● WORK TO BE COMPLETED
Repeat every record below exactly, leaving out the pictures.

(Figure content listings)

■ ■ ■

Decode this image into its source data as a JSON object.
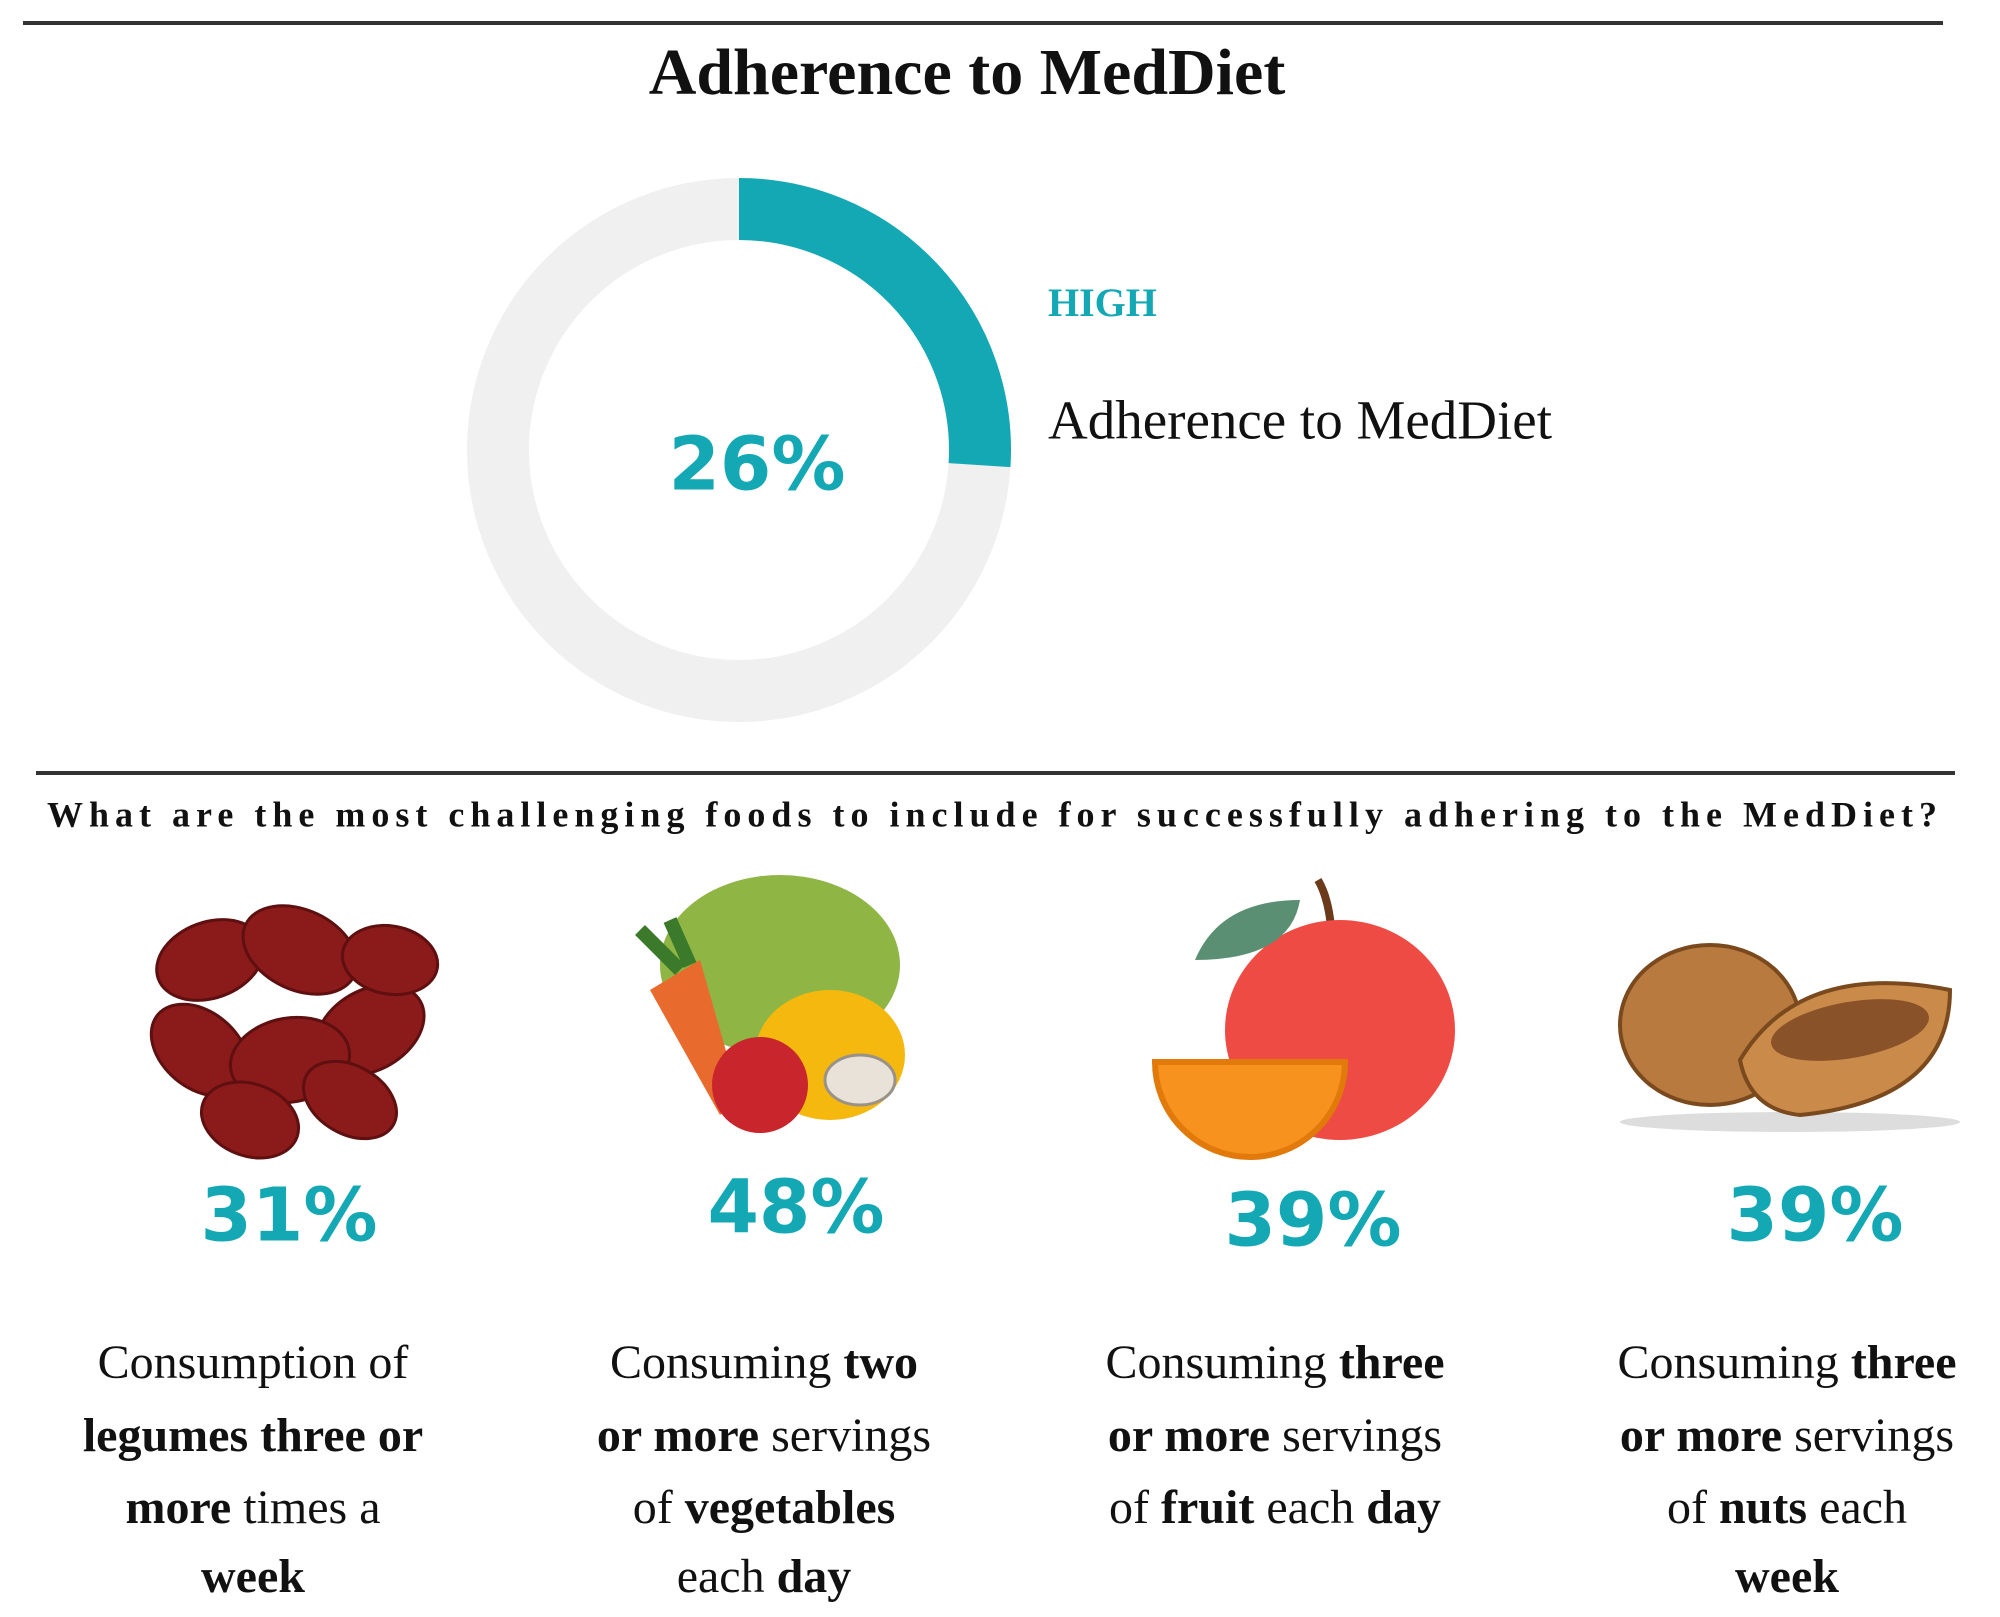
{
  "title": "Adherence to MedDiet",
  "donut": {
    "value": 26,
    "value_label": "26%",
    "max": 100,
    "color": "#14a8b5",
    "track_color": "#f0f0f0",
    "level": "HIGH",
    "label": "Adherence to MedDiet"
  },
  "question": "What are the most challenging foods to include for successfully adhering to the MedDiet?",
  "items": {
    "color": "#14a8b5",
    "values": [
      31,
      48,
      39,
      39
    ],
    "value_labels": [
      "31%",
      "48%",
      "39%",
      "39%"
    ],
    "descriptions": [
      [
        [
          {
            "text": "Consumption of",
            "bold": false
          }
        ],
        [
          {
            "text": "legumes three or",
            "bold": true
          }
        ],
        [
          {
            "text": "more",
            "bold": true
          },
          {
            "text": " times a",
            "bold": false
          }
        ],
        [
          {
            "text": "week",
            "bold": true
          }
        ]
      ],
      [
        [
          {
            "text": "Consuming ",
            "bold": false
          },
          {
            "text": "two",
            "bold": true
          }
        ],
        [
          {
            "text": "or more",
            "bold": true
          },
          {
            "text": " servings",
            "bold": false
          }
        ],
        [
          {
            "text": "of ",
            "bold": false
          },
          {
            "text": "vegetables",
            "bold": true
          }
        ],
        [
          {
            "text": "each ",
            "bold": false
          },
          {
            "text": "day",
            "bold": true
          }
        ]
      ],
      [
        [
          {
            "text": "Consuming ",
            "bold": false
          },
          {
            "text": "three",
            "bold": true
          }
        ],
        [
          {
            "text": "or more",
            "bold": true
          },
          {
            "text": " servings",
            "bold": false
          }
        ],
        [
          {
            "text": "of ",
            "bold": false
          },
          {
            "text": "fruit",
            "bold": true
          },
          {
            "text": " each ",
            "bold": false
          },
          {
            "text": "day",
            "bold": true
          }
        ]
      ],
      [
        [
          {
            "text": "Consuming ",
            "bold": false
          },
          {
            "text": "three",
            "bold": true
          }
        ],
        [
          {
            "text": "or more",
            "bold": true
          },
          {
            "text": " servings",
            "bold": false
          }
        ],
        [
          {
            "text": "of ",
            "bold": false
          },
          {
            "text": "nuts",
            "bold": true
          },
          {
            "text": " each",
            "bold": false
          }
        ],
        [
          {
            "text": "week",
            "bold": true
          }
        ]
      ]
    ]
  }
}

■ ■ ■

● REPLY TO THE TASK
Decode this image into its source data as a JSON object.
{
  "title": "Adherence to MedDiet",
  "donut": {
    "value": 26,
    "value_label": "26%",
    "max": 100,
    "color": "#14a8b5",
    "track_color": "#f0f0f0",
    "level": "HIGH",
    "label": "Adherence to MedDiet"
  },
  "question": "What are the most challenging foods to include for successfully adhering to the MedDiet?",
  "items": {
    "color": "#14a8b5",
    "values": [
      31,
      48,
      39,
      39
    ],
    "value_labels": [
      "31%",
      "48%",
      "39%",
      "39%"
    ],
    "descriptions": [
      [
        [
          {
            "text": "Consumption of",
            "bold": false
          }
        ],
        [
          {
            "text": "legumes three or",
            "bold": true
          }
        ],
        [
          {
            "text": "more",
            "bold": true
          },
          {
            "text": " times a",
            "bold": false
          }
        ],
        [
          {
            "text": "week",
            "bold": true
          }
        ]
      ],
      [
        [
          {
            "text": "Consuming ",
            "bold": false
          },
          {
            "text": "two",
            "bold": true
          }
        ],
        [
          {
            "text": "or more",
            "bold": true
          },
          {
            "text": " servings",
            "bold": false
          }
        ],
        [
          {
            "text": "of ",
            "bold": false
          },
          {
            "text": "vegetables",
            "bold": true
          }
        ],
        [
          {
            "text": "each ",
            "bold": false
          },
          {
            "text": "day",
            "bold": true
          }
        ]
      ],
      [
        [
          {
            "text": "Consuming ",
            "bold": false
          },
          {
            "text": "three",
            "bold": true
          }
        ],
        [
          {
            "text": "or more",
            "bold": true
          },
          {
            "text": " servings",
            "bold": false
          }
        ],
        [
          {
            "text": "of ",
            "bold": false
          },
          {
            "text": "fruit",
            "bold": true
          },
          {
            "text": " each ",
            "bold": false
          },
          {
            "text": "day",
            "bold": true
          }
        ]
      ],
      [
        [
          {
            "text": "Consuming ",
            "bold": false
          },
          {
            "text": "three",
            "bold": true
          }
        ],
        [
          {
            "text": "or more",
            "bold": true
          },
          {
            "text": " servings",
            "bold": false
          }
        ],
        [
          {
            "text": "of ",
            "bold": false
          },
          {
            "text": "nuts",
            "bold": true
          },
          {
            "text": " each",
            "bold": false
          }
        ],
        [
          {
            "text": "week",
            "bold": true
          }
        ]
      ]
    ]
  }
}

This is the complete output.